> **Set problem**: Please give the entries again in full and exactly, without any picture.

> **Records provided**:
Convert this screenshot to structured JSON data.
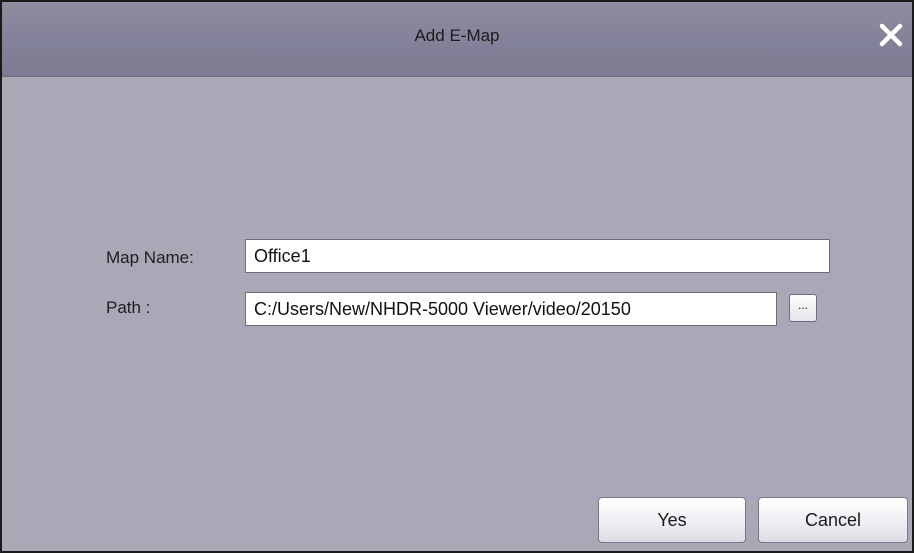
{
  "dialog": {
    "title": "Add E-Map",
    "close_icon": "close-icon"
  },
  "form": {
    "map_name_label": "Map Name:",
    "map_name_value": "Office1",
    "path_label": "Path :",
    "path_value": "C:/Users/New/NHDR-5000 Viewer/video/20150",
    "browse_label": "..."
  },
  "buttons": {
    "yes_label": "Yes",
    "cancel_label": "Cancel"
  }
}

> **Right answer**:
Convert this screenshot to structured JSON data.
{
  "dialog": {
    "title": "Add E-Map",
    "close_icon": "close-icon"
  },
  "form": {
    "map_name_label": "Map Name:",
    "map_name_value": "Office1",
    "path_label": "Path :",
    "path_value": "C:/Users/New/NHDR-5000 Viewer/video/20150",
    "browse_label": "..."
  },
  "buttons": {
    "yes_label": "Yes",
    "cancel_label": "Cancel"
  }
}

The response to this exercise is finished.